**Supplied passage**
New Android malware uses Google Gemini to outsmart security
A new Android malware called PromptSpy has just been discovered, and it's making headlines for being the first to use Google Gemini's AI to sneak around security.
Detected in February 2026, PromptSpy uses Gemini to make its persistence techniques more adaptable, enabling it to adjust to many devices, layouts, and OS versions.
PromptSpy gets your accessibility permissions, then goes to town
PromptSpy tricks users into giving Accessibility permissions, then quietly sends info about your screen layout to Gemini AI.
The AI figures out how to tap and swipe through your phone like a real person—repeating this until it gets what it wants.
It can take screenshots, videos, and even block you from exiting
This malware lets hackers watch and control your screen in real time. It can block you from deleting it, grab lockscreen info, list your apps, take screenshots or videos, and collect device details.

**Entries provided**
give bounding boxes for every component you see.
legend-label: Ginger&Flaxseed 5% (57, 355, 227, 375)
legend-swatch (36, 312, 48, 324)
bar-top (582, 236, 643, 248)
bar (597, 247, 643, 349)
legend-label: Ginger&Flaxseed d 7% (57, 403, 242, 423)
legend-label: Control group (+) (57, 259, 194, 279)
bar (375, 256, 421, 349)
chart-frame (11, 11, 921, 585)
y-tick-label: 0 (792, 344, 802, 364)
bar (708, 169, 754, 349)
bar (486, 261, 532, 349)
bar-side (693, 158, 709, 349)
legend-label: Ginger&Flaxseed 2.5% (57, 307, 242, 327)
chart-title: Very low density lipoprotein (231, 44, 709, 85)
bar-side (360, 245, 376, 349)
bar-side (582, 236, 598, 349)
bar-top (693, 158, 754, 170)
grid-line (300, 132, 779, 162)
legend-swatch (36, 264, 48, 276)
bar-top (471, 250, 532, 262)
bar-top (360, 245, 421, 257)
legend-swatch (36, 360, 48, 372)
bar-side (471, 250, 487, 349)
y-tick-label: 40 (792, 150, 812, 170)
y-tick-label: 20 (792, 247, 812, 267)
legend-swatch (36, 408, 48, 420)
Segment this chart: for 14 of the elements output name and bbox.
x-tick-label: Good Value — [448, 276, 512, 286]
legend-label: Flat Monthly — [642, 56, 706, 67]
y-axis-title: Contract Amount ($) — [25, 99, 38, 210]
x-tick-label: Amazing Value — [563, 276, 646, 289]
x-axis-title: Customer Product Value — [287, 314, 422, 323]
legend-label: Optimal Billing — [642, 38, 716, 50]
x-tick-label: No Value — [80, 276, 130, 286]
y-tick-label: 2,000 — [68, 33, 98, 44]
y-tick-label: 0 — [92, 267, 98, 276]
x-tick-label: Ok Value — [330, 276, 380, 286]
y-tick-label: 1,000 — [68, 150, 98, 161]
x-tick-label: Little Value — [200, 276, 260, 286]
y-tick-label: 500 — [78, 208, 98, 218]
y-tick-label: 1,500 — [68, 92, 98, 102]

**To do**
Extend the PromptSpy malware article, starting after its last sentence.

**Output of the task**
So far, samples were distributed via specific domains, and a cached spoofed site in Spanish appears to target Argentina.
How to remove PromptSpy if it gets onto your phone
If PromptSpy gets onto your phone, reboot into Safe Mode so you can uninstall it—this stops third-party apps from running.
Google Play Protect already blocks known versions by default.
If you suspect an infection, follow removal steps such as rebooting into Safe Mode and uninstalling the app.